(Saved entries)
***

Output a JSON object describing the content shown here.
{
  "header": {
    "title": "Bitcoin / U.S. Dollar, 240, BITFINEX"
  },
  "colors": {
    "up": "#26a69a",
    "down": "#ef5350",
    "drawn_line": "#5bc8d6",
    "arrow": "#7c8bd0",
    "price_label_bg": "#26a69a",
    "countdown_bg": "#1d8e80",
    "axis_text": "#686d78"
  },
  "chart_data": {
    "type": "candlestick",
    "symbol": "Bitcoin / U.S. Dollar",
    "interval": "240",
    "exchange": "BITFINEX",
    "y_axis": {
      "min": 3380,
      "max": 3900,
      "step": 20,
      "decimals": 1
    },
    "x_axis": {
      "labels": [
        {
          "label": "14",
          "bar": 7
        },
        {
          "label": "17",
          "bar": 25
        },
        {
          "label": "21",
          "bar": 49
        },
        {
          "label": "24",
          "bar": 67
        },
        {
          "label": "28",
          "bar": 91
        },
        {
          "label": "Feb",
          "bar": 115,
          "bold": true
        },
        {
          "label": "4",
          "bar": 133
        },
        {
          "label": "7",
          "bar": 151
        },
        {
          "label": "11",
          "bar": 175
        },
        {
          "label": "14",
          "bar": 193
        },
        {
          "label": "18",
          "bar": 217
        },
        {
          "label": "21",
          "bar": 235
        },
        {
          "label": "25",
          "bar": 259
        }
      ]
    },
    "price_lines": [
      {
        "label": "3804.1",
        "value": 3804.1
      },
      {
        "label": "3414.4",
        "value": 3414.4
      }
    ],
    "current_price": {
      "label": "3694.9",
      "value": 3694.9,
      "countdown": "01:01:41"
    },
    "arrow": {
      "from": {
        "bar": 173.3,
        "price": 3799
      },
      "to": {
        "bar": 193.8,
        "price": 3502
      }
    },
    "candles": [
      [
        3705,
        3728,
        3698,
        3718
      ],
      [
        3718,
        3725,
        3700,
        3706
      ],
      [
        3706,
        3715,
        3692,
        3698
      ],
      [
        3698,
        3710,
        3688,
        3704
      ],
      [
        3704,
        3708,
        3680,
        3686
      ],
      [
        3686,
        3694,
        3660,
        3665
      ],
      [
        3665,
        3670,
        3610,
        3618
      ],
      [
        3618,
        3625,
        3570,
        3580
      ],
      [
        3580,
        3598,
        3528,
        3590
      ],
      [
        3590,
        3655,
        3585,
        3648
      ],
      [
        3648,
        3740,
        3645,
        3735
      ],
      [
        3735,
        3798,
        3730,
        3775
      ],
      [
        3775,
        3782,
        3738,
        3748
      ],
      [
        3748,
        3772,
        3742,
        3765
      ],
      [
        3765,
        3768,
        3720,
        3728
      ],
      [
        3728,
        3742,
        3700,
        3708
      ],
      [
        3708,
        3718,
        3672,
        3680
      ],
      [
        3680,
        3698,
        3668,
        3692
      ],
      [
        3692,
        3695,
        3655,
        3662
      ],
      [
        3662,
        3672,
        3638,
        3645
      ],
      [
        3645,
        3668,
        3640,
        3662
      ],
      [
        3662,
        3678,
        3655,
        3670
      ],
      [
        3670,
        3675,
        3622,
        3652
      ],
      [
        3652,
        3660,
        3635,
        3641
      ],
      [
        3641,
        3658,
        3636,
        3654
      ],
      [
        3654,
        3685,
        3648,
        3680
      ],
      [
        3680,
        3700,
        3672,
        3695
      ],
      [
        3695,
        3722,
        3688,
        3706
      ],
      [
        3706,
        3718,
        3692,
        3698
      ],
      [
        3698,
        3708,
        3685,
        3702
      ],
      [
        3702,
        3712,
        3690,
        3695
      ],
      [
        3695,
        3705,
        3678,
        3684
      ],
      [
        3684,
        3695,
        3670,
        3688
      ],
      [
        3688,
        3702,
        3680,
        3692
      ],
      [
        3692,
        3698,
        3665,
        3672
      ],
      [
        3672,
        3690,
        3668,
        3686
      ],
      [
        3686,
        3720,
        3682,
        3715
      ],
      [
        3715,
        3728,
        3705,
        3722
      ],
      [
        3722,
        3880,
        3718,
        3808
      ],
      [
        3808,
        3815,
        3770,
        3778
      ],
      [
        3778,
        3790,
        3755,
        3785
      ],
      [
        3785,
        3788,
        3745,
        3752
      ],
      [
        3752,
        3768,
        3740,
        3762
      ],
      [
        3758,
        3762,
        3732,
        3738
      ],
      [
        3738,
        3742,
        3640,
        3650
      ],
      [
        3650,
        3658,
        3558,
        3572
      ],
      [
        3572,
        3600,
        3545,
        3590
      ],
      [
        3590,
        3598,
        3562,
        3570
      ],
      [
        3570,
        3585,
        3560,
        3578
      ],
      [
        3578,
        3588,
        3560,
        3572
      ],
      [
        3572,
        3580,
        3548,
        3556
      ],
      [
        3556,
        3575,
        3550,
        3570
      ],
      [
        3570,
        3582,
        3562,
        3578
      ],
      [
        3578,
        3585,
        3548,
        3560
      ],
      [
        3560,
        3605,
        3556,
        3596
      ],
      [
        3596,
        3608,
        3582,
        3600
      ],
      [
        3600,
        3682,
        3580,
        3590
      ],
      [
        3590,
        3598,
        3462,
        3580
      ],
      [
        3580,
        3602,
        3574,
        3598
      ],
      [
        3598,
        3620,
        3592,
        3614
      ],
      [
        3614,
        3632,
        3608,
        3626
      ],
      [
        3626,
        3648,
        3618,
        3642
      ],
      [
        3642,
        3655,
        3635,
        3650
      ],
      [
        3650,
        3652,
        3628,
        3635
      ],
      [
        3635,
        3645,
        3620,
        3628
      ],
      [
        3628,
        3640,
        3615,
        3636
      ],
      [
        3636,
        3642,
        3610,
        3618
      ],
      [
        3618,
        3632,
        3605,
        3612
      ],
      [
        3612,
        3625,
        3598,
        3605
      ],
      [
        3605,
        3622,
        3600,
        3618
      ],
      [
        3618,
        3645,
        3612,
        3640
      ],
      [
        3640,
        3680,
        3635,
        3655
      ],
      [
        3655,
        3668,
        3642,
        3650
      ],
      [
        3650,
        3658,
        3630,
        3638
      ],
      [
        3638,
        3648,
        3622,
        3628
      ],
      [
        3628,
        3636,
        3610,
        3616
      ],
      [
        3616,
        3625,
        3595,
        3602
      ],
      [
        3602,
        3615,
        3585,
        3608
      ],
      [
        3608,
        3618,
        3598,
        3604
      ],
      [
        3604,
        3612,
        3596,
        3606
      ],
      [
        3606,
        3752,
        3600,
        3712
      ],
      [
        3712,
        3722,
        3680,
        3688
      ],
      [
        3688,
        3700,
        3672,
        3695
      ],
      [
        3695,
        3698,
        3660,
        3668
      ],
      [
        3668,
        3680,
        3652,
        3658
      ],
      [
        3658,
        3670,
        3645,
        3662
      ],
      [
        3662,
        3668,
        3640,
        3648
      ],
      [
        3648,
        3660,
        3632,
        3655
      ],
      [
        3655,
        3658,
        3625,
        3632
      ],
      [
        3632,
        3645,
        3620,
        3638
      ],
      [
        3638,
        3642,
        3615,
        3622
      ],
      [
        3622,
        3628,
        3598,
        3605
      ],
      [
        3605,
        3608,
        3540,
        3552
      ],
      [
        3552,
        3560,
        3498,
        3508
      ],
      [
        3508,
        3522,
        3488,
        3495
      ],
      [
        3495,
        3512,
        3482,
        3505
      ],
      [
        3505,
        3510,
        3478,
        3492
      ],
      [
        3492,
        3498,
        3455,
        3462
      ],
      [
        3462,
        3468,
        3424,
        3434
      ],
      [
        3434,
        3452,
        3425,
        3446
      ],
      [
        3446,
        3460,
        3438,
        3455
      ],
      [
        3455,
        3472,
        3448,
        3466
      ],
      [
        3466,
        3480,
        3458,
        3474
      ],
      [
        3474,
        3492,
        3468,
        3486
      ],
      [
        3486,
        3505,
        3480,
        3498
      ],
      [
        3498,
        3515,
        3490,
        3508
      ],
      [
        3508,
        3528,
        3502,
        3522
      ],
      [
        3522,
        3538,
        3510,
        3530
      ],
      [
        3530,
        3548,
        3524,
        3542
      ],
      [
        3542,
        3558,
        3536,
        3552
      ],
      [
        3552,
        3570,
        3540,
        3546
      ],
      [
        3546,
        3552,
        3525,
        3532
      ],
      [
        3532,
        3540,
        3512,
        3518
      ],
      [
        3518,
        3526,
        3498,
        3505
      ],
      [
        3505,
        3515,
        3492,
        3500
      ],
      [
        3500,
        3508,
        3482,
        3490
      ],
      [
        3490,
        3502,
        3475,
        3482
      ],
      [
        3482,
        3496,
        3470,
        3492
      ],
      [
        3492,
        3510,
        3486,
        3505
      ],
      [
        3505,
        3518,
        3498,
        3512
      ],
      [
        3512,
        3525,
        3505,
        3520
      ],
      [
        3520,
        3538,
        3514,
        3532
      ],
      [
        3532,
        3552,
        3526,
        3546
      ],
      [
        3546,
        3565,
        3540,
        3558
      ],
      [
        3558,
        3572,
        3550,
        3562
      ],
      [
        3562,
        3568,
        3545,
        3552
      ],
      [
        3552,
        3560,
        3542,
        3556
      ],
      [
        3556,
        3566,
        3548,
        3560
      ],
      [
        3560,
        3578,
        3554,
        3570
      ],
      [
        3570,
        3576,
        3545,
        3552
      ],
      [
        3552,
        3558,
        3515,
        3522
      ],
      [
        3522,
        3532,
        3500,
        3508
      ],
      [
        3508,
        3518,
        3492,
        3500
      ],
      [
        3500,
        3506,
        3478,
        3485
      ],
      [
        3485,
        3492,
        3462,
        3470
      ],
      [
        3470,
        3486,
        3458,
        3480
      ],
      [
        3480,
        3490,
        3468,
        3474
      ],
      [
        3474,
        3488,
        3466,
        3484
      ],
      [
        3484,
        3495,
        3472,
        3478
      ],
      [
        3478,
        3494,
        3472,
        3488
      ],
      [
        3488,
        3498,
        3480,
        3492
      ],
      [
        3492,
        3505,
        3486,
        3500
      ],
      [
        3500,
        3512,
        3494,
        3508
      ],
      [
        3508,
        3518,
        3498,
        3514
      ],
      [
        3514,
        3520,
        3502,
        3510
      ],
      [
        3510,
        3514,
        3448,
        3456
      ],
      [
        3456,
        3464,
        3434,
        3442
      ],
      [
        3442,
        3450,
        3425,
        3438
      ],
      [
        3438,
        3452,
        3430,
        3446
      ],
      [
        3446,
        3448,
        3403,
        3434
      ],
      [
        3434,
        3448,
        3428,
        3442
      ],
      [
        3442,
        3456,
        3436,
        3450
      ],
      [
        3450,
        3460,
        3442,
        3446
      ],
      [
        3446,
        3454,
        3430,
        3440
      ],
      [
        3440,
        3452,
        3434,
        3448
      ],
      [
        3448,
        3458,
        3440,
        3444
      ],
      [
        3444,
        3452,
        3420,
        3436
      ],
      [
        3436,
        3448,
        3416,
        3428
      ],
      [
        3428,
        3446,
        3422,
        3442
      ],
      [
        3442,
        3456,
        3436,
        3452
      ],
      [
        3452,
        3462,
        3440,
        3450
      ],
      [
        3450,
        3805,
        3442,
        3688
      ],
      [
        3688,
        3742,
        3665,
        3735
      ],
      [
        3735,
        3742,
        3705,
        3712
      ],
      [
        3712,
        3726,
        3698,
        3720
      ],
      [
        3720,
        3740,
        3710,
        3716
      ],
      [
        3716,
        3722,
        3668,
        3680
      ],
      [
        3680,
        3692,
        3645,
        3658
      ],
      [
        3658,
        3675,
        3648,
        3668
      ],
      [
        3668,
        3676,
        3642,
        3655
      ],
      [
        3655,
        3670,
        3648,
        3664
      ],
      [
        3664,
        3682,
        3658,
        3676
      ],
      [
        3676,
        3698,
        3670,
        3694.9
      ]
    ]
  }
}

***

**INSTRUCTIONS FOR THE TASK:** In the entries above, find every line with the word "BITFINEX" and list it.

**FINISHED TASK:**
    "title": "Bitcoin / U.S. Dollar, 240, BITFINEX"
    "exchange": "BITFINEX",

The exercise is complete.